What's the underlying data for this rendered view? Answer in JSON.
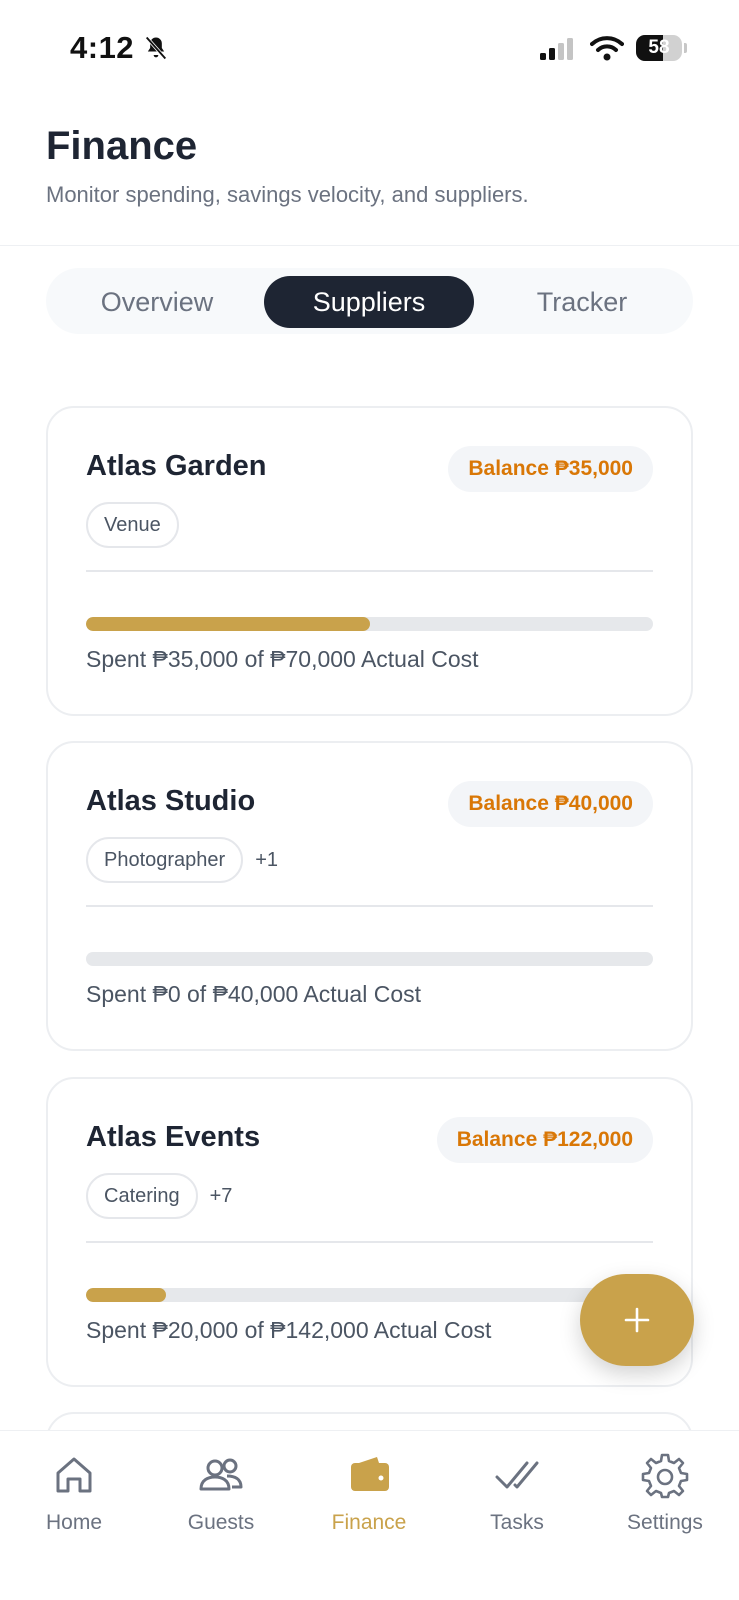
{
  "status_bar": {
    "time": "4:12",
    "battery": "58"
  },
  "header": {
    "title": "Finance",
    "subtitle": "Monitor spending, savings velocity, and suppliers."
  },
  "tabs": [
    {
      "label": "Overview",
      "active": false
    },
    {
      "label": "Suppliers",
      "active": true
    },
    {
      "label": "Tracker",
      "active": false
    }
  ],
  "suppliers": [
    {
      "name": "Atlas Garden",
      "balance": "Balance ₱35,000",
      "tag": "Venue",
      "extra_tags": "",
      "progress": 0.5,
      "spent_text": "Spent ₱35,000 of ₱70,000 Actual Cost"
    },
    {
      "name": "Atlas Studio",
      "balance": "Balance ₱40,000",
      "tag": "Photographer",
      "extra_tags": "+1",
      "progress": 0.0,
      "spent_text": "Spent ₱0 of ₱40,000 Actual Cost"
    },
    {
      "name": "Atlas Events",
      "balance": "Balance ₱122,000",
      "tag": "Catering",
      "extra_tags": "+7",
      "progress": 0.1408,
      "spent_text": "Spent ₱20,000 of ₱142,000 Actual Cost"
    }
  ],
  "fab": {
    "icon": "plus-icon"
  },
  "colors": {
    "accent": "#c9a24b",
    "balance": "#d97706",
    "dark": "#1e2533"
  },
  "bottom_nav": [
    {
      "label": "Home",
      "icon": "home-icon",
      "active": false
    },
    {
      "label": "Guests",
      "icon": "guests-icon",
      "active": false
    },
    {
      "label": "Finance",
      "icon": "wallet-icon",
      "active": true
    },
    {
      "label": "Tasks",
      "icon": "double-check-icon",
      "active": false
    },
    {
      "label": "Settings",
      "icon": "gear-icon",
      "active": false
    }
  ]
}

* * * *

Task statement -
Search the records for the word "icon". Copy every line that has it.

Result -
    "icon": "plus-icon"
      "icon": "home-icon",
      "icon": "guests-icon",
      "icon": "wallet-icon",
      "icon": "double-check-icon",
      "icon": "gear-icon",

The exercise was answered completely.